● **Passage à l'étude**
Pendant les années qui ont suivies, combien de fois ai-je entendu le nom de Marcel Aubut encensé par les médias? Combien de fois a-t-on vanté ses qualités? Ses mérites de bon gestionnaire et de visionnaire? À chaque fois, l’hommage me donnait un petit haut-le-cœur. Je pensais à toutes ces femmes qui ne pouvaient rien dire, ne voulaient rien dire, car le monsieur était si digne et admiré...

Je pense à ces enfants qui ont eu à subir les actes de ce « grand homme ». Comment ont-ils vécu les multiples hommages, le retour à ces souvenirs à chaque cérémonie des Jutra? Ne serait-ce pas leur manifester du respect que de cesser de fermer les yeux sur la réelle personne qu’a été Claude Jutra?

Comme on le fait toujours quand il s’agit de personnes reconnues, le message qu’on envoie aux victimes reste le même. En gros, on leur fait comprendre qu’elles devraient se sentir honorées d’avoir été abusées par un si « grand » monsieur.

J’ai comme… un gros haut-le-cœur.

● **Les données**
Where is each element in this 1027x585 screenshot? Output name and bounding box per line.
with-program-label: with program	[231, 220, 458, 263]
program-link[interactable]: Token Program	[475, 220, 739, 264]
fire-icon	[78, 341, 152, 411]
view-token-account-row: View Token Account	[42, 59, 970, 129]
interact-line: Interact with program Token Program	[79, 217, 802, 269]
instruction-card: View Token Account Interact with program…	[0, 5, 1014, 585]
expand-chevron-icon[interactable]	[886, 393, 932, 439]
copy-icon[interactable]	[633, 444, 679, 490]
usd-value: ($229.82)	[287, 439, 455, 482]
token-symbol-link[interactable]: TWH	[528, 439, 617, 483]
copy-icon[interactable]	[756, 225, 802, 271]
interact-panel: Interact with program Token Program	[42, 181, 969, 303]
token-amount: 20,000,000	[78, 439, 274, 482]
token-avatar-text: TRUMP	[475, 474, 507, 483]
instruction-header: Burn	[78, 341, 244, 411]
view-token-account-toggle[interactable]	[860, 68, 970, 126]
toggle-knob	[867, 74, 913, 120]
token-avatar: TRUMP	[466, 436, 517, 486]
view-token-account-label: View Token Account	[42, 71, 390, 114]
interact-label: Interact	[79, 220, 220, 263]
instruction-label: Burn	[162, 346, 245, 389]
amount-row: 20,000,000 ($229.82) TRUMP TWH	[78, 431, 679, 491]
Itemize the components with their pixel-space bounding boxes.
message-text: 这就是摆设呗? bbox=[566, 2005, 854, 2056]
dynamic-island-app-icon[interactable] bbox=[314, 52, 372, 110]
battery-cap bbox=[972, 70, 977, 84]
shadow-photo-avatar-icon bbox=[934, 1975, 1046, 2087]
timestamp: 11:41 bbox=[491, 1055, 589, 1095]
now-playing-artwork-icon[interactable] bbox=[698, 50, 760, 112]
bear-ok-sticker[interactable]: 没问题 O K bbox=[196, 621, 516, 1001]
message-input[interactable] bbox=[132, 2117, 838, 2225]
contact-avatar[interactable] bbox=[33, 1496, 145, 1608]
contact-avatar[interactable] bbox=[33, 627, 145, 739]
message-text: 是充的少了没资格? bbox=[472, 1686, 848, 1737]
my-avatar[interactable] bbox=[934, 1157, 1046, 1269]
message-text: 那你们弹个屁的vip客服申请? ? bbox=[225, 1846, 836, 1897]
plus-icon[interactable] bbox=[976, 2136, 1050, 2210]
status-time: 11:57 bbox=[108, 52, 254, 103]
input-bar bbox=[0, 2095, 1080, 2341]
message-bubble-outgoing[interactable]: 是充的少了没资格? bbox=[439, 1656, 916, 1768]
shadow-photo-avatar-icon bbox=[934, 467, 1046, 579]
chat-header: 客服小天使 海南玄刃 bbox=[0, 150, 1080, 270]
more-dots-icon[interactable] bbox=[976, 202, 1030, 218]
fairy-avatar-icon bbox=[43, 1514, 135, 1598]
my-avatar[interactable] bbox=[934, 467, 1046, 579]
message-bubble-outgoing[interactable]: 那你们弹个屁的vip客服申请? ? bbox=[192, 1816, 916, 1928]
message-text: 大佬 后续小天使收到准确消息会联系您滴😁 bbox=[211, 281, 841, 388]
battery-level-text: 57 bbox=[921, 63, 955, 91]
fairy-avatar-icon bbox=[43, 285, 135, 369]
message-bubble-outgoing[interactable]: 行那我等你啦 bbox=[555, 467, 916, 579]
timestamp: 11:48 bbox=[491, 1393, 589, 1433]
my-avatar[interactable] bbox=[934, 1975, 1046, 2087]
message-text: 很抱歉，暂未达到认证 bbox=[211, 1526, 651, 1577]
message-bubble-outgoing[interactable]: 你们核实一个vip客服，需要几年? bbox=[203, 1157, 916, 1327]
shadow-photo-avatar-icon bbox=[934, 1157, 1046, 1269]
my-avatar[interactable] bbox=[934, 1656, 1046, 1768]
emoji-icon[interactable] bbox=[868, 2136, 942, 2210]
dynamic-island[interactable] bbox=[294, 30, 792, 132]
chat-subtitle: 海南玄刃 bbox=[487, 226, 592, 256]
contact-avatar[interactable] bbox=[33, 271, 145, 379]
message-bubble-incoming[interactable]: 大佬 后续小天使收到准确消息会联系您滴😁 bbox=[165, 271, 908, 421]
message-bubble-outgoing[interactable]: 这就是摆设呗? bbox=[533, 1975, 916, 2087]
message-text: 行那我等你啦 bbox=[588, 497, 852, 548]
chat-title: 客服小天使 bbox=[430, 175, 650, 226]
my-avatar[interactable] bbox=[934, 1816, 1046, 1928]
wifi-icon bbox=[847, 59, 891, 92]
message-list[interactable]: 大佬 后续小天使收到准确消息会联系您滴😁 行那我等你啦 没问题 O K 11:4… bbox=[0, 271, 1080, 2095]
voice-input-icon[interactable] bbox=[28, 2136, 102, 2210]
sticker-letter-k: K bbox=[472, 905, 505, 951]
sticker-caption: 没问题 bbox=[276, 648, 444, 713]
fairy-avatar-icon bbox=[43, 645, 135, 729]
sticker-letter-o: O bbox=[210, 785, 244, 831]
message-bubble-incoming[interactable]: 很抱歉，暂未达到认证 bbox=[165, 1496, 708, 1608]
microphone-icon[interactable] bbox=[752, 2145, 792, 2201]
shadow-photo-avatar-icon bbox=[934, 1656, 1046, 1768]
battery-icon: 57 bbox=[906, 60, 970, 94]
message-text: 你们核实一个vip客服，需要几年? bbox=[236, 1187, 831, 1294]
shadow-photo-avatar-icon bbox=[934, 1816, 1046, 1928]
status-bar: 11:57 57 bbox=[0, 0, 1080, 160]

● **Série d'exercices**
• A. Reproduisez le passage à l'étude en commençant à « Comme on le » et en terminant à « un gros haut-le-cœur. ».
• B. Répondez brièvement aux questions suivantes à partir du passage à l'étude :
(i) Quel nom le passage dit-il avoir souvent entendu encensé par les médias ?
(ii) À quelle cérémonie le passage associe-t-il le retour des souvenirs pour les enfants ?
(iii) Selon le passage, de quoi fait-on comprendre aux victimes qu'elles devraient se sentir honorées ?
• C. Résumez le passage à l'étude en deux phrases.

● **Corrigé**
• A.
Comme on le fait toujours quand il s’agit de personnes reconnues, le message qu’on envoie aux victimes reste le même. En gros, on leur fait comprendre qu’elles devraient se sentir honorées d’avoir été abusées par un si « grand » monsieur.

J’ai comme… un gros haut-le-cœur.

• B.
(i) Marcel Aubut.
(ii) La cérémonie des Jutra.
(iii) D'avoir été abusées par un si « grand » monsieur.

• C. Le passage décrit le haut-le-cœur provoqué par les hommages médiatiques rendus à Marcel Aubut, en pensant aux femmes qui ne pouvaient rien dire. Il s'interroge sur ce qu'ont vécu les enfants ayant subi les actes de Claude Jutra lors des multiples hommages, et affirme qu'avec les personnes reconnues, on fait comprendre aux victimes qu'elles devraient se sentir honorées d'avoir été abusées.